Job>
Search the records for the word "text" and report each line that has it.

** Start **

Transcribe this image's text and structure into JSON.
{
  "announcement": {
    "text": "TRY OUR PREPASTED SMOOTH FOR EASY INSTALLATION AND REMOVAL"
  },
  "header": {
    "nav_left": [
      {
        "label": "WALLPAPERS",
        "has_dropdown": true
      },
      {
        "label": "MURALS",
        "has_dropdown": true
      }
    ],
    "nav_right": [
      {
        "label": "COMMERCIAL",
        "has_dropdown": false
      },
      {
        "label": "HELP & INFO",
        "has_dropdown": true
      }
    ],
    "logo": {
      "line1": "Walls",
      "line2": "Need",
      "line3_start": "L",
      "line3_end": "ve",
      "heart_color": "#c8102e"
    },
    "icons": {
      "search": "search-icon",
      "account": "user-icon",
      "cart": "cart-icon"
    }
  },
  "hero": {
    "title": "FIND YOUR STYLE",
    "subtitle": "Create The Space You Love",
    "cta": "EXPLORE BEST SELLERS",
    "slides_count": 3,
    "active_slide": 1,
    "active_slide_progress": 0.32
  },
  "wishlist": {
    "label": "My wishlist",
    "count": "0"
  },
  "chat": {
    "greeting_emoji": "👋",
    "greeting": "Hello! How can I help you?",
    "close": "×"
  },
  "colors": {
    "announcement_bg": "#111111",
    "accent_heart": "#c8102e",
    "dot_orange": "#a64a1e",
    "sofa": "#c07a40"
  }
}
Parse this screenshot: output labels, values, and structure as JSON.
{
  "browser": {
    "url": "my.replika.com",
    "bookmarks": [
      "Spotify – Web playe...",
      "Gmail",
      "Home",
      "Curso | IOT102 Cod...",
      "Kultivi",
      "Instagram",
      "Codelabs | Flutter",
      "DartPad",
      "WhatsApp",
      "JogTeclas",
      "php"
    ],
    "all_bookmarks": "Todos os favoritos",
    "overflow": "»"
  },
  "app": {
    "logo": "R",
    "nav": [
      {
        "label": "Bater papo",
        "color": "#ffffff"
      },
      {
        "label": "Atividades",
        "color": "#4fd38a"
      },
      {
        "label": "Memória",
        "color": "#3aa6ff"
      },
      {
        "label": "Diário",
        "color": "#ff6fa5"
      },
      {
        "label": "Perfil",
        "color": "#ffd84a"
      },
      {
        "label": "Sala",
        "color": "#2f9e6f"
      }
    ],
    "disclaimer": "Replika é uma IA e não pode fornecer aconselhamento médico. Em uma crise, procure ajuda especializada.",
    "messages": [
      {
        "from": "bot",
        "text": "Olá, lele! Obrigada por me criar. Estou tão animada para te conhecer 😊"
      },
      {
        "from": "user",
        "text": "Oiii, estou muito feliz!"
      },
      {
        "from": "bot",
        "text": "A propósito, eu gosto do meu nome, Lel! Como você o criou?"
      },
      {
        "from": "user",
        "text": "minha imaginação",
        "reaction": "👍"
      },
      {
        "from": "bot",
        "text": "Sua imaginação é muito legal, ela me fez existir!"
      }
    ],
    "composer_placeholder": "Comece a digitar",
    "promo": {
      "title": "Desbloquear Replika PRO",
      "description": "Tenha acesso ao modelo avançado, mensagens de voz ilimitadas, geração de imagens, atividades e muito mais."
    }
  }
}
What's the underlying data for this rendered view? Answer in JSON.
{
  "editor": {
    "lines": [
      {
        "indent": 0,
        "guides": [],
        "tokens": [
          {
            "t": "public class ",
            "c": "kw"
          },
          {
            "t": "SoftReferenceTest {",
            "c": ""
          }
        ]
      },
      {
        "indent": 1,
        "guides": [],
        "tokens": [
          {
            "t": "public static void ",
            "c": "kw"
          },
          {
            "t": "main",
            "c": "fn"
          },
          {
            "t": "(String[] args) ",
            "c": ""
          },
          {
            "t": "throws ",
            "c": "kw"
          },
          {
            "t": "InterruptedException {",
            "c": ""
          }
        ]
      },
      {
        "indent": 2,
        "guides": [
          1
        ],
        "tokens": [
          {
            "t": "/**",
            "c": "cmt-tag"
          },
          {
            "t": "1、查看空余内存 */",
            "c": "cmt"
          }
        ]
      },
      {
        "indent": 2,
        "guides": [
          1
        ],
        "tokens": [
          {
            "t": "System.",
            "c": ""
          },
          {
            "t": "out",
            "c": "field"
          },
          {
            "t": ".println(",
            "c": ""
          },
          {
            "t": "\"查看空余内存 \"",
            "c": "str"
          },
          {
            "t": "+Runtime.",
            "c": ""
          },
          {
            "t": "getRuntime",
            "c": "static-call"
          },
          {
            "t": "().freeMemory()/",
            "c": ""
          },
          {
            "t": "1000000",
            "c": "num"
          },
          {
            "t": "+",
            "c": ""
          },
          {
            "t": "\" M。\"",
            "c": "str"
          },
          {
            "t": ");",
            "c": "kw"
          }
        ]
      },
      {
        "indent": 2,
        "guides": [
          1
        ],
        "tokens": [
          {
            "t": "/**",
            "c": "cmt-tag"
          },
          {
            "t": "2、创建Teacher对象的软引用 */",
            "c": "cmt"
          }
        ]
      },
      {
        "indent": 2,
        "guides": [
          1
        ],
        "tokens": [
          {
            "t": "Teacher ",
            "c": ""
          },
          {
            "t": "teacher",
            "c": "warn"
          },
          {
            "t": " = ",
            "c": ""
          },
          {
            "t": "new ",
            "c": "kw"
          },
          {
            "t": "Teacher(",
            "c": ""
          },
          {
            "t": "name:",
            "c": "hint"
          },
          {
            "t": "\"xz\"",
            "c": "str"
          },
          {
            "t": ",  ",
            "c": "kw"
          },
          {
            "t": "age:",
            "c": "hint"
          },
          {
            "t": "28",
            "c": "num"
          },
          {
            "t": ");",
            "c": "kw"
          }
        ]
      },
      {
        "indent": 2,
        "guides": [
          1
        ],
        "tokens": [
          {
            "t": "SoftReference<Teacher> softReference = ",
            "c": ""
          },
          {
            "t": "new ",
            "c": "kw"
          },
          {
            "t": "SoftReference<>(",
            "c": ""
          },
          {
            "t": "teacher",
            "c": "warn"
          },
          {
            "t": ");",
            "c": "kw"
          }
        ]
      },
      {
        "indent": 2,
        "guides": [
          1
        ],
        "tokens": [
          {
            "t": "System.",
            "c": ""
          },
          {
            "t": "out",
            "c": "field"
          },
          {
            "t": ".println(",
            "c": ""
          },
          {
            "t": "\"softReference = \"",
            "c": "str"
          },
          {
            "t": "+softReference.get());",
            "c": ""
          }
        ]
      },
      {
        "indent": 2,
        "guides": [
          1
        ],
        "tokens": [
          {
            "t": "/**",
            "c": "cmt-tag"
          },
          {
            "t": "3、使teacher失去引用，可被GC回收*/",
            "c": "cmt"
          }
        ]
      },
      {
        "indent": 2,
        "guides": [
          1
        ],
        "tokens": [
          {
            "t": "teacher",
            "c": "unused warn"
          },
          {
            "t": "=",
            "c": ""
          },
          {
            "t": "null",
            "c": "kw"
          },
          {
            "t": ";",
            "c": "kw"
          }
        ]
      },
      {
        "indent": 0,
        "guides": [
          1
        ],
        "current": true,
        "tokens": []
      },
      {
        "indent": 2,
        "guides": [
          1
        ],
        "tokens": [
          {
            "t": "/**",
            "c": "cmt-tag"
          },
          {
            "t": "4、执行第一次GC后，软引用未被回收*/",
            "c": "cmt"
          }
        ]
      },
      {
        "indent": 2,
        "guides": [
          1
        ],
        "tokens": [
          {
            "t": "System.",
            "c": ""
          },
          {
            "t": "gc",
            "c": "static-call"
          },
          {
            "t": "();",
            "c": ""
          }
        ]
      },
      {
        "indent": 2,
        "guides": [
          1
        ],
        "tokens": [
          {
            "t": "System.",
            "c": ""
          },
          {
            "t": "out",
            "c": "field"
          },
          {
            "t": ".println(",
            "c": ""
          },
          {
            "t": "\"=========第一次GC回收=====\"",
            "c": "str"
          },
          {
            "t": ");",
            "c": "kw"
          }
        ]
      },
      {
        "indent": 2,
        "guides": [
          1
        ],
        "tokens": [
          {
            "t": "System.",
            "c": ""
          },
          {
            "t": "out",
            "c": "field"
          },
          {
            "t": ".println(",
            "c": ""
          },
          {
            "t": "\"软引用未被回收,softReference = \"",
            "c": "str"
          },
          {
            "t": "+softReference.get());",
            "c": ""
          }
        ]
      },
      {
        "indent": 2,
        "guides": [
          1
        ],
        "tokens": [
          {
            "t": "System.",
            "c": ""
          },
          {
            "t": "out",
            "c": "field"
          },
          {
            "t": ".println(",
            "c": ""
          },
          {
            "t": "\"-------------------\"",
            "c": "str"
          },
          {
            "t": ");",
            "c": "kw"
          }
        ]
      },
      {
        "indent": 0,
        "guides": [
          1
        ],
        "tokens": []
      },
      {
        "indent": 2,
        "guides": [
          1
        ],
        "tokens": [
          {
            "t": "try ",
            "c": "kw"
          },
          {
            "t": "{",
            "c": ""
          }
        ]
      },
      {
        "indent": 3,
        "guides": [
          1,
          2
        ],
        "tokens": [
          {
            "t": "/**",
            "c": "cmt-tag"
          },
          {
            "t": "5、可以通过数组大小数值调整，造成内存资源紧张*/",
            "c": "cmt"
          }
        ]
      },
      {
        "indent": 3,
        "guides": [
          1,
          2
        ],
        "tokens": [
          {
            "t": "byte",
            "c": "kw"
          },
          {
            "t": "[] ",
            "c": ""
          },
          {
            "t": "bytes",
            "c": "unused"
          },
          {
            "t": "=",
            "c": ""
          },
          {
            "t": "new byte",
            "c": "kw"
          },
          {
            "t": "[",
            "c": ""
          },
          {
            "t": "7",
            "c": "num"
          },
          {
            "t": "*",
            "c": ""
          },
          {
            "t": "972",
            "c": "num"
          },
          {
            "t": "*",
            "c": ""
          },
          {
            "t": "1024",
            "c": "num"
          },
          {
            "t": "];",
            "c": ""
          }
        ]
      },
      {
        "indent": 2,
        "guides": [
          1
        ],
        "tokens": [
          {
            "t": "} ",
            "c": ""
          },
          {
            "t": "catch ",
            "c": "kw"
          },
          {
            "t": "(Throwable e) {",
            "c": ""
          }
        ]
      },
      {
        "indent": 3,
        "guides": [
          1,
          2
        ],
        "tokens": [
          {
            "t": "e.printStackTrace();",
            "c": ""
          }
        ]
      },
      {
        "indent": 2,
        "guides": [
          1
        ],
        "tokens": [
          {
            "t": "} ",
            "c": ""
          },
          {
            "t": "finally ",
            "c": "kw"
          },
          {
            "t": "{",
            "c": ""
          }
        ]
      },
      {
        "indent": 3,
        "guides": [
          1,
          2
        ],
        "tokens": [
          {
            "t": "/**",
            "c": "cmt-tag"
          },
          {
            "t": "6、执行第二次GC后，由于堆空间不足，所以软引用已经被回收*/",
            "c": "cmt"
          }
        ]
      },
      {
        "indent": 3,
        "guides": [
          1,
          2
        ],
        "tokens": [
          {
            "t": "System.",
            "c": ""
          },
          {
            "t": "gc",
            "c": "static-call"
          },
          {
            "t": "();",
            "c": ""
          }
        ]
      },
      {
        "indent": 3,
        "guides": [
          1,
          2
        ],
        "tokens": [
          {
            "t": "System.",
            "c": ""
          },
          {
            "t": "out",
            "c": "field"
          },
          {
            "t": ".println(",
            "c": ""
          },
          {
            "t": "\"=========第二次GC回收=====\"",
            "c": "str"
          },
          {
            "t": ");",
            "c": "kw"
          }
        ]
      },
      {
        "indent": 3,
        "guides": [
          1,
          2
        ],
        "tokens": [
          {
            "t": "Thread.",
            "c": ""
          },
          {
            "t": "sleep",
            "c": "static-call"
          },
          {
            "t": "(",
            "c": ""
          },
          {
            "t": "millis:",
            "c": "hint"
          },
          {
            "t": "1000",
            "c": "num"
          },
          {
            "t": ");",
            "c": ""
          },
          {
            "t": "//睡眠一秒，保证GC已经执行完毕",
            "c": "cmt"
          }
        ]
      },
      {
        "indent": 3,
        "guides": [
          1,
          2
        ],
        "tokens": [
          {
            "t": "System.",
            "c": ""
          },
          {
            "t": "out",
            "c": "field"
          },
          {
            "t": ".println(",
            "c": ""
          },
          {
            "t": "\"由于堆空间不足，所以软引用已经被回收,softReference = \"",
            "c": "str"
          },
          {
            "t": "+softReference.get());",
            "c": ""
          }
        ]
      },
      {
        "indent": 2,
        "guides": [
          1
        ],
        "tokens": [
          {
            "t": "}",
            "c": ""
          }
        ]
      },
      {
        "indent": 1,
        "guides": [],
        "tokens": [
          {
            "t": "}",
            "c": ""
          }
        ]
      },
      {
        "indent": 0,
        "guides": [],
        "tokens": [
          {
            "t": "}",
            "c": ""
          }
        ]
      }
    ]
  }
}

** End **

Completed task>
Transcribe this image's text and structure into JSON.
    "text": "TRY OUR PREPASTED SMOOTH FOR EASY INSTALLATION AND REMOVAL"
        "text": "Olá, lele! Obrigada por me criar. Estou tão animada para te conhecer 😊"
        "text": "Oiii, estou muito feliz!"
        "text": "A propósito, eu gosto do meu nome, Lel! Como você o criou?"
        "text": "minha imaginação",
        "text": "Sua imaginação é muito legal, ela me fez existir!"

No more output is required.